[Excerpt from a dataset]
================================

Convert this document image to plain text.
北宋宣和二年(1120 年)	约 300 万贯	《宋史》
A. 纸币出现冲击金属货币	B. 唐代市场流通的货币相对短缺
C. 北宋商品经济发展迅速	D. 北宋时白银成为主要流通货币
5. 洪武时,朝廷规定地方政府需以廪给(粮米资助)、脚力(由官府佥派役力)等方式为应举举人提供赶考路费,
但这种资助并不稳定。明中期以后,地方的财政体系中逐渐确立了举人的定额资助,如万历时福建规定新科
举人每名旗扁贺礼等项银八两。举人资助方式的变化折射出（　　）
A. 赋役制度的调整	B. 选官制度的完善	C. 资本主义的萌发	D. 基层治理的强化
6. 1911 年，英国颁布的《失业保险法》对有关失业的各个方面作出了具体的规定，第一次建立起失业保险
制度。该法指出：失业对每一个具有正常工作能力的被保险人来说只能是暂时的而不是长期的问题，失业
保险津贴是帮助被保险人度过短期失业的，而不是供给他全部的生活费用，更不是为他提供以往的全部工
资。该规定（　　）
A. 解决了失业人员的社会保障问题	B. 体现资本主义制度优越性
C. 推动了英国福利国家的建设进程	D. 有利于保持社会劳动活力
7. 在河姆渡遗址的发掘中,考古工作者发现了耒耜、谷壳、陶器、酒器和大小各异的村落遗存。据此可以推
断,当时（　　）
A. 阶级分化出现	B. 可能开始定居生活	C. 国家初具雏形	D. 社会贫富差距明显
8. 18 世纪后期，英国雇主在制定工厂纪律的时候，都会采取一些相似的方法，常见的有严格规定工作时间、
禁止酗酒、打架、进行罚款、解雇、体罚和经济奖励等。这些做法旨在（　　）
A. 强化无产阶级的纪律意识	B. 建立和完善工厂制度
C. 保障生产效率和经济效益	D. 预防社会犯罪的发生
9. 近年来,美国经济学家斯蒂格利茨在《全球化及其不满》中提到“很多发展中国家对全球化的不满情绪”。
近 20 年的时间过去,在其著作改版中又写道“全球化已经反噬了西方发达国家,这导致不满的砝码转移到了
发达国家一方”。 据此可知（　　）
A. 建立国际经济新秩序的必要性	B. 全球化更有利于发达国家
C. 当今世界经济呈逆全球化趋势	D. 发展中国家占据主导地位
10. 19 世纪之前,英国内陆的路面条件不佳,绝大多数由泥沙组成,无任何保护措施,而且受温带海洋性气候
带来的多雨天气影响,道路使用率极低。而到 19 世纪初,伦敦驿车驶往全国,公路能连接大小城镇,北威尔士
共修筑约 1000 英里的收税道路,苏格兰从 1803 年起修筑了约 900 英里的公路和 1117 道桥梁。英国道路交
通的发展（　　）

================================

» **Short problem**
All of the data needs to be printed once more, exactly.

» **Solution for this task**
Convert this document image to plain text.
北宋宣和二年(1120 年)	约 300 万贯	《宋史》
A. 纸币出现冲击金属货币	B. 唐代市场流通的货币相对短缺
C. 北宋商品经济发展迅速	D. 北宋时白银成为主要流通货币
5. 洪武时,朝廷规定地方政府需以廪给(粮米资助)、脚力(由官府佥派役力)等方式为应举举人提供赶考路费,
但这种资助并不稳定。明中期以后,地方的财政体系中逐渐确立了举人的定额资助,如万历时福建规定新科
举人每名旗扁贺礼等项银八两。举人资助方式的变化折射出（　　）
A. 赋役制度的调整	B. 选官制度的完善	C. 资本主义的萌发	D. 基层治理的强化
6. 1911 年，英国颁布的《失业保险法》对有关失业的各个方面作出了具体的规定，第一次建立起失业保险
制度。该法指出：失业对每一个具有正常工作能力的被保险人来说只能是暂时的而不是长期的问题，失业
保险津贴是帮助被保险人度过短期失业的，而不是供给他全部的生活费用，更不是为他提供以往的全部工
资。该规定（　　）
A. 解决了失业人员的社会保障问题	B. 体现资本主义制度优越性
C. 推动了英国福利国家的建设进程	D. 有利于保持社会劳动活力
7. 在河姆渡遗址的发掘中,考古工作者发现了耒耜、谷壳、陶器、酒器和大小各异的村落遗存。据此可以推
断,当时（　　）
A. 阶级分化出现	B. 可能开始定居生活	C. 国家初具雏形	D. 社会贫富差距明显
8. 18 世纪后期，英国雇主在制定工厂纪律的时候，都会采取一些相似的方法，常见的有严格规定工作时间、
禁止酗酒、打架、进行罚款、解雇、体罚和经济奖励等。这些做法旨在（　　）
A. 强化无产阶级的纪律意识	B. 建立和完善工厂制度
C. 保障生产效率和经济效益	D. 预防社会犯罪的发生
9. 近年来,美国经济学家斯蒂格利茨在《全球化及其不满》中提到“很多发展中国家对全球化的不满情绪”。
近 20 年的时间过去,在其著作改版中又写道“全球化已经反噬了西方发达国家,这导致不满的砝码转移到了
发达国家一方”。 据此可知（　　）
A. 建立国际经济新秩序的必要性	B. 全球化更有利于发达国家
C. 当今世界经济呈逆全球化趋势	D. 发展中国家占据主导地位
10. 19 世纪之前,英国内陆的路面条件不佳,绝大多数由泥沙组成,无任何保护措施,而且受温带海洋性气候
带来的多雨天气影响,道路使用率极低。而到 19 世纪初,伦敦驿车驶往全国,公路能连接大小城镇,北威尔士
共修筑约 1000 英里的收税道路,苏格兰从 1803 年起修筑了约 900 英里的公路和 1117 道桥梁。英国道路交
通的发展（　　）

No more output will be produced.